* [What is expected]: Copy out all lines in the data below containing the string "panel".

[start]

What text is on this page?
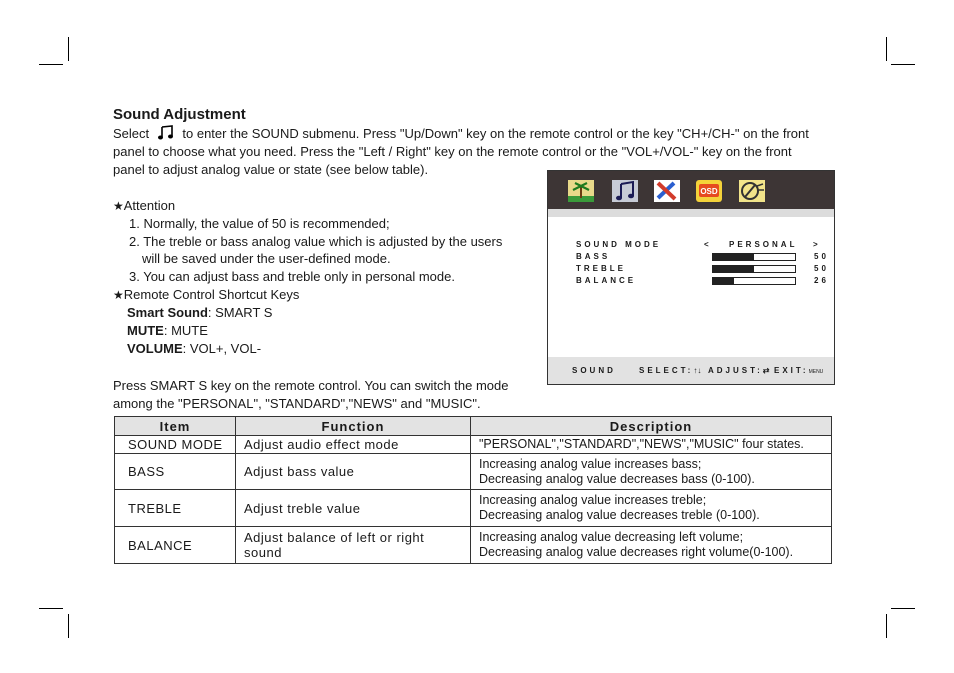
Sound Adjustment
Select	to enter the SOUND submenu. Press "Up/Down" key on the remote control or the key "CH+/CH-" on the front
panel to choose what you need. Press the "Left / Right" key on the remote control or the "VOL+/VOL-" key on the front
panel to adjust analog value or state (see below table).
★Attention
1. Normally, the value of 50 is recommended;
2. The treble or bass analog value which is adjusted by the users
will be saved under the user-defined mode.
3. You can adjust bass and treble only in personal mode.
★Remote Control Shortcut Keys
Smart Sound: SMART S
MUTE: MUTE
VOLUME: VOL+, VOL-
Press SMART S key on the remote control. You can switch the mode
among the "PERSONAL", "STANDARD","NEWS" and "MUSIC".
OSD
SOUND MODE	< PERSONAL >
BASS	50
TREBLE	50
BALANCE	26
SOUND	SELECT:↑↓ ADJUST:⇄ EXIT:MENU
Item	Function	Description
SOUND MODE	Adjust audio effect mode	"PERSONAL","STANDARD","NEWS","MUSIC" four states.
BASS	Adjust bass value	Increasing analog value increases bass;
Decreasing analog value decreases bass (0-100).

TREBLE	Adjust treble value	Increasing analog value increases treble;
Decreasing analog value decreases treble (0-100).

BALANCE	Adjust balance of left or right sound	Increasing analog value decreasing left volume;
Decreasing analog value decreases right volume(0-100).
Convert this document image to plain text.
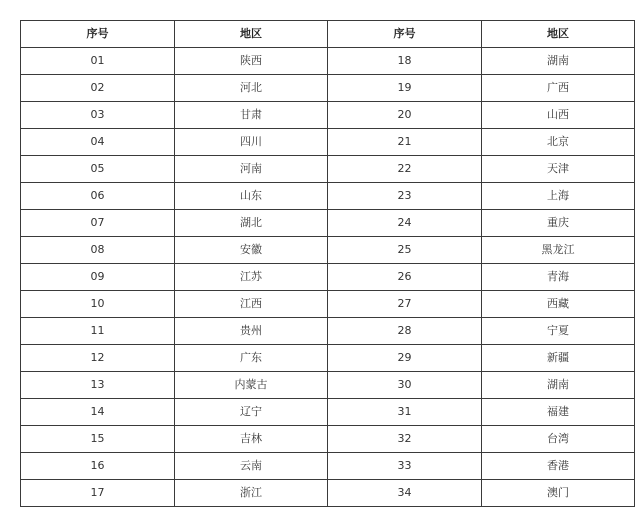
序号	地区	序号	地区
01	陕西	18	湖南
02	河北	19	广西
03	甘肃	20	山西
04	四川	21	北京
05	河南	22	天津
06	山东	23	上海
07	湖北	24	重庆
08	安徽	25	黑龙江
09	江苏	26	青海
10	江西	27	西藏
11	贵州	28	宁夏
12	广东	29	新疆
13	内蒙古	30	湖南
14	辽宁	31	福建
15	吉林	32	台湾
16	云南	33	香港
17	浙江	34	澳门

[end]
[start]

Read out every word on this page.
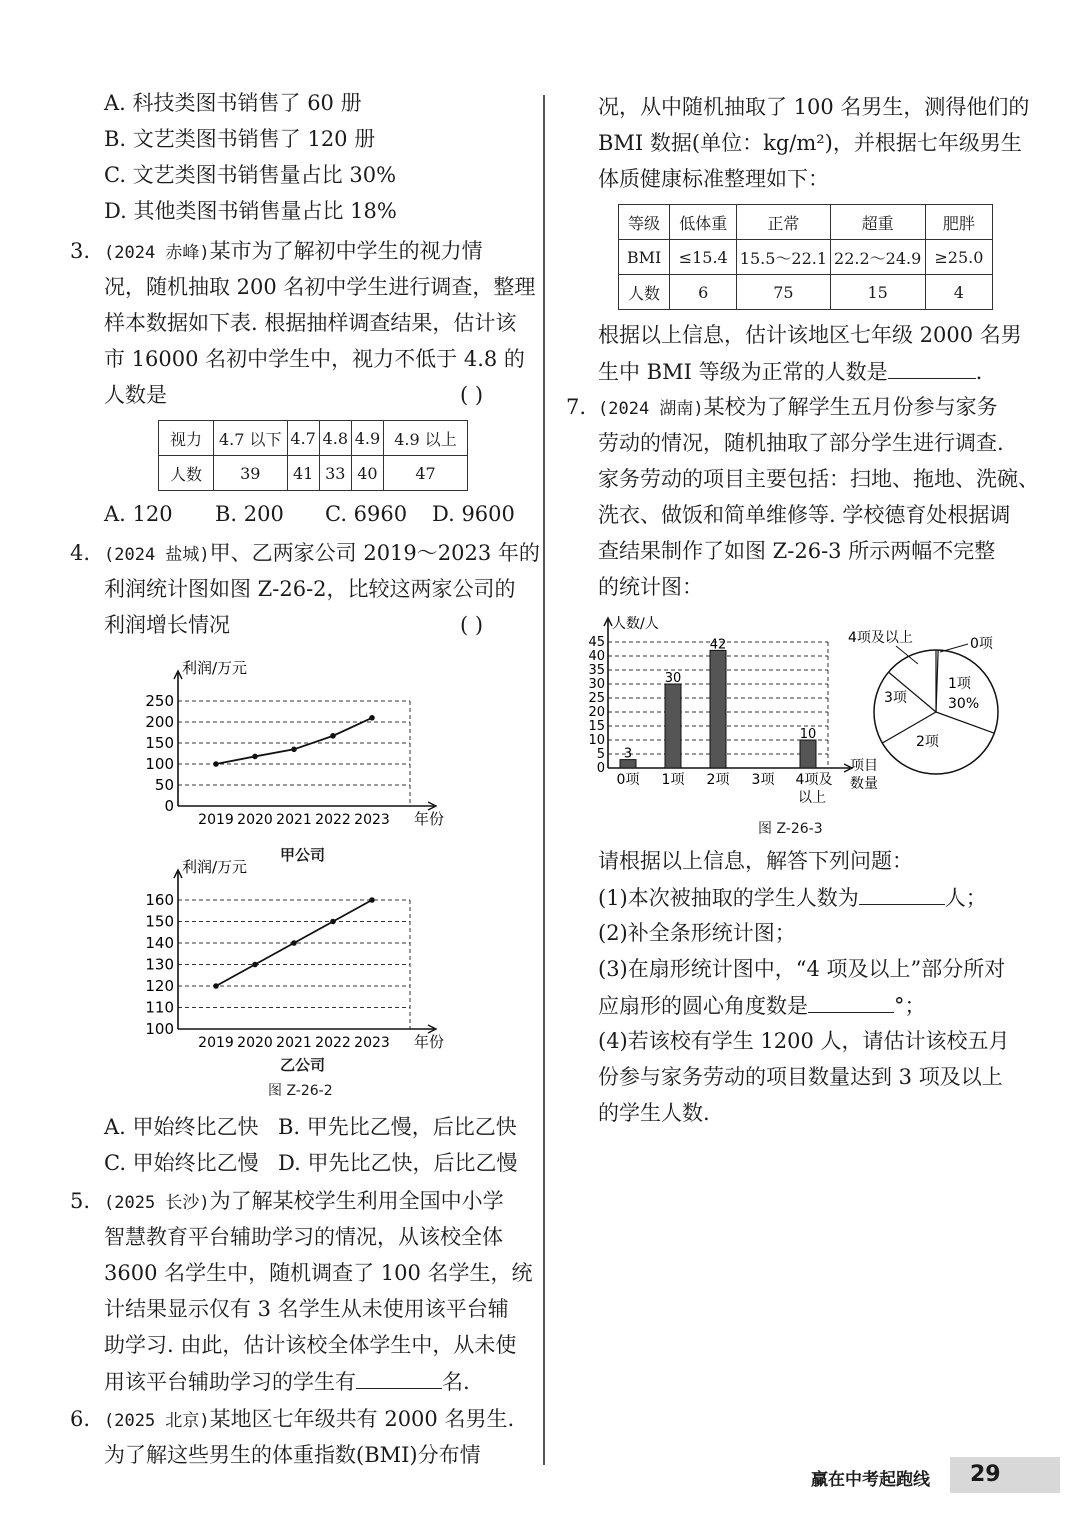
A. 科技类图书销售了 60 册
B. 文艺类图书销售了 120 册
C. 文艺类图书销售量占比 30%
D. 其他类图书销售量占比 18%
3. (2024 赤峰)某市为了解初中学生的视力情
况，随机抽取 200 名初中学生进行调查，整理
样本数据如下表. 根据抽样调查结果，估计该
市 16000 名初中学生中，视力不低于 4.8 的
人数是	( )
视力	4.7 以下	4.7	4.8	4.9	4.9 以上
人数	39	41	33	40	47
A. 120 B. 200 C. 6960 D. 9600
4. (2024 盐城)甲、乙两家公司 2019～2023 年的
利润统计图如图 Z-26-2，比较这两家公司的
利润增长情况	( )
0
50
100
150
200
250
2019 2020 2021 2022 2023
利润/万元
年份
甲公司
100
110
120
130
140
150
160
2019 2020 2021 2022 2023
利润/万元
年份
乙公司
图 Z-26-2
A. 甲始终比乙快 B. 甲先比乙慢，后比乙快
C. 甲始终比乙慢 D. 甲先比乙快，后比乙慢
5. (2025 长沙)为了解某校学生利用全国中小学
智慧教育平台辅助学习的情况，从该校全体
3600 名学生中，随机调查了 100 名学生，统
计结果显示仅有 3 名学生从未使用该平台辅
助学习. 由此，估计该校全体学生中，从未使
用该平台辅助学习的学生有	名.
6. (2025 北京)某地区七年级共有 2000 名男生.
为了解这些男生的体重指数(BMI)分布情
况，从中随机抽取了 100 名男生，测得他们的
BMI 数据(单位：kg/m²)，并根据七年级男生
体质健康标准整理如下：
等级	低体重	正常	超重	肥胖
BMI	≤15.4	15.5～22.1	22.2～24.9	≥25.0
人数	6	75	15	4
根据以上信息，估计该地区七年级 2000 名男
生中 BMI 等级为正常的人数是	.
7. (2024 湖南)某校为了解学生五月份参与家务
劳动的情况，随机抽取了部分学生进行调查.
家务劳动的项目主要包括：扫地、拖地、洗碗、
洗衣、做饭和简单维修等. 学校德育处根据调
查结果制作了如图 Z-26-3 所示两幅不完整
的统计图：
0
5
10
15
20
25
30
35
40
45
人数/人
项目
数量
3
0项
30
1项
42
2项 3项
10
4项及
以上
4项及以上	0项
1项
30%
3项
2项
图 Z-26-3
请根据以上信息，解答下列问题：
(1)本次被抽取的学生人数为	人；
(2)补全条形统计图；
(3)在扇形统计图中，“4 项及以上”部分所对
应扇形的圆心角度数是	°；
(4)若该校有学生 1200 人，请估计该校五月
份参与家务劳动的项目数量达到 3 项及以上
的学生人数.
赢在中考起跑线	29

[end]

* [Solved exercise]:
panel to choose what you need. Press the "Left / Right" key on the remote control or the "VOL+/VOL-" key on the front
panel to adjust analog value or state (see below table).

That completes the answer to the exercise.